Set down the part of the subdesert mesite passage from "- Authority: Oustalet" to "in southwest Madagascar." word for word.

Supplied passage:
-------

Scientific classification
- Kingdom: Animalia
- Phylum: Chordata
- Class: Aves
- Order: Mesitornithiformes
- Family: Mesitornithidae
- Genus: Monias Oustalet & Grandidier, G, 1903
- Species: M. benschi
- Binomial name: Monias benschi Oustalet & Grandidier, G, 1903

= Subdesert mesite =

- Authority: Oustalet & Grandidier, G, 1903
- Conservation status: VU
- Parent authority: Oustalet & Grandidier, G, 1903

Species of bird

The subdesert mesite (Monias benschi) is a ground-dwelling bird endemic to Madagascar. It is one of three species in the mesite family Mesitornithidae, and is restricted in distribution to a small low-land region in southwest Madagascar.

==Description==
The subdesert mesite is a medium-sized terrestrial bird which is often described as rail-like. The species has a long and downward-curved bill distinguishing it from the other members of the family. Both sexes are greyish above and show thin white eyebrows. Both have white underparts; the male has black crescent-shaped spots on the side of the neck and upper breast. The female has rufous spots that may merge into a general rufous tone, and has a tawny cheek patch.

-------

Record excerpts:
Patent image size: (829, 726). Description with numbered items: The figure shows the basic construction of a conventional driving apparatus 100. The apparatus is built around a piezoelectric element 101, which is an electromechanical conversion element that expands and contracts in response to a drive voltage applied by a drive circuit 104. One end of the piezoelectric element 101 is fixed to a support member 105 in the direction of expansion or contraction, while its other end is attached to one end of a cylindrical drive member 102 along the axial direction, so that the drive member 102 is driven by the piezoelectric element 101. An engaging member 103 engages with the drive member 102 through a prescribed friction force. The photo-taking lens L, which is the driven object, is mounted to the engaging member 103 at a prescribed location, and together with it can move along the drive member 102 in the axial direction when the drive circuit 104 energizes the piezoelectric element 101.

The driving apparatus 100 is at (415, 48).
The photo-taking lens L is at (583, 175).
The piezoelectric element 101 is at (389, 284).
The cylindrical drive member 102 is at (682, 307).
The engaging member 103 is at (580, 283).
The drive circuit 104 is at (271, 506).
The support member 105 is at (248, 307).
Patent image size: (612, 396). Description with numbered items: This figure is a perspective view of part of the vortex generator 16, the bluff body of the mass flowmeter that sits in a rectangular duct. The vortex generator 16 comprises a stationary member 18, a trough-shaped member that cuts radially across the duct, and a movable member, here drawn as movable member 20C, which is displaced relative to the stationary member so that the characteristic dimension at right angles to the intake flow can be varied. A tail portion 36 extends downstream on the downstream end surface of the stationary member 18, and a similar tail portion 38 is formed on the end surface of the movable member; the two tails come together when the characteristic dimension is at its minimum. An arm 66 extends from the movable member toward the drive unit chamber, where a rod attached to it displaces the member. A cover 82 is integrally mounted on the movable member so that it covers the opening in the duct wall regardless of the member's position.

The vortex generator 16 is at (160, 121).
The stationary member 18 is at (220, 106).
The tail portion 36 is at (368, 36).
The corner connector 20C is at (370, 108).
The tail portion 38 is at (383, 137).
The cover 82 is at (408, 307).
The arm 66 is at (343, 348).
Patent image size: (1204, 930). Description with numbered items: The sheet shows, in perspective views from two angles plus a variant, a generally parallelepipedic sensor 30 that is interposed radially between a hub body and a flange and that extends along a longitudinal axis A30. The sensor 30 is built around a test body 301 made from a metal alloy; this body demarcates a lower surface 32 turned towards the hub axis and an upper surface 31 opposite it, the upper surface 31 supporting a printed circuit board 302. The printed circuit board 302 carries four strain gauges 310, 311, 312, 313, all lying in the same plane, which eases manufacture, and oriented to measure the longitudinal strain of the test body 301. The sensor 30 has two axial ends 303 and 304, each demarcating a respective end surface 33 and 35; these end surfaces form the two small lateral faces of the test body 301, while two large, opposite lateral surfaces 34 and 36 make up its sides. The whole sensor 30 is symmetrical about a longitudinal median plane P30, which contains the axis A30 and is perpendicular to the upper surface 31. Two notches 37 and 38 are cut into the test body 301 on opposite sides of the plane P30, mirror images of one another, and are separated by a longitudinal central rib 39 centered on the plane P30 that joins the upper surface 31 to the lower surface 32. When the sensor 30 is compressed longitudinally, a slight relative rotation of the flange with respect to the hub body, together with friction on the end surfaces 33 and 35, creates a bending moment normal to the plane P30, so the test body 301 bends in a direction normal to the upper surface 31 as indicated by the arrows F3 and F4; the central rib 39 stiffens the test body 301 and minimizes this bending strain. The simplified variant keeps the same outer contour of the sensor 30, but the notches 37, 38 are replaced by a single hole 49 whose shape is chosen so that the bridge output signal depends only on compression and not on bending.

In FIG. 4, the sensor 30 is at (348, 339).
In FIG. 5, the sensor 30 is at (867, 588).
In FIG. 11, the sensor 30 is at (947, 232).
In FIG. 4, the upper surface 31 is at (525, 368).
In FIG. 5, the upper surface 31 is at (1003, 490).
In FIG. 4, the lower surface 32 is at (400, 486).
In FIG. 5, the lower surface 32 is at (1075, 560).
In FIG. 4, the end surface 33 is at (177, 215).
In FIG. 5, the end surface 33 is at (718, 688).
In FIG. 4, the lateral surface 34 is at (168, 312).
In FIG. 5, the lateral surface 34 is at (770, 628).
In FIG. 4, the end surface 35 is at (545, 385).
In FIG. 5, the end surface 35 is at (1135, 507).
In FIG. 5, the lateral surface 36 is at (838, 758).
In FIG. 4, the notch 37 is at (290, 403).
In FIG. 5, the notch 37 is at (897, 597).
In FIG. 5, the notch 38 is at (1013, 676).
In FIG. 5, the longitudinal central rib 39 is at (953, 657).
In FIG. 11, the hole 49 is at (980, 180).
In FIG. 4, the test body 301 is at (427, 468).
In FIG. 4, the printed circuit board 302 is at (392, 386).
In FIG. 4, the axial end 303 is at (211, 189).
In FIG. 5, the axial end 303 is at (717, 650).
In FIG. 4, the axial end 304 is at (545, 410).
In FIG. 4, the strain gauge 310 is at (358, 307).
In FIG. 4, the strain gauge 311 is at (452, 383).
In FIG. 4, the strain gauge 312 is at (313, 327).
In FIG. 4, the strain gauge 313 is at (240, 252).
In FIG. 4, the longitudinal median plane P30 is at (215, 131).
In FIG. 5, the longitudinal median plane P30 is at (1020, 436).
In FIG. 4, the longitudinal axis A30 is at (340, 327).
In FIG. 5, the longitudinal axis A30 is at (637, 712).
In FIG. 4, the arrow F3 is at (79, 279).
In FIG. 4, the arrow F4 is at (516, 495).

-------

Response to this task:
- Authority: Oustalet & Grandidier, G, 1903
- Conservation status: VU
- Parent authority: Oustalet & Grandidier, G, 1903

Species of bird

The subdesert mesite (Monias benschi) is a ground-dwelling bird endemic to Madagascar. It is one of three species in the mesite family Mesitornithidae, and is restricted in distribution to a small low-land region in southwest Madagascar.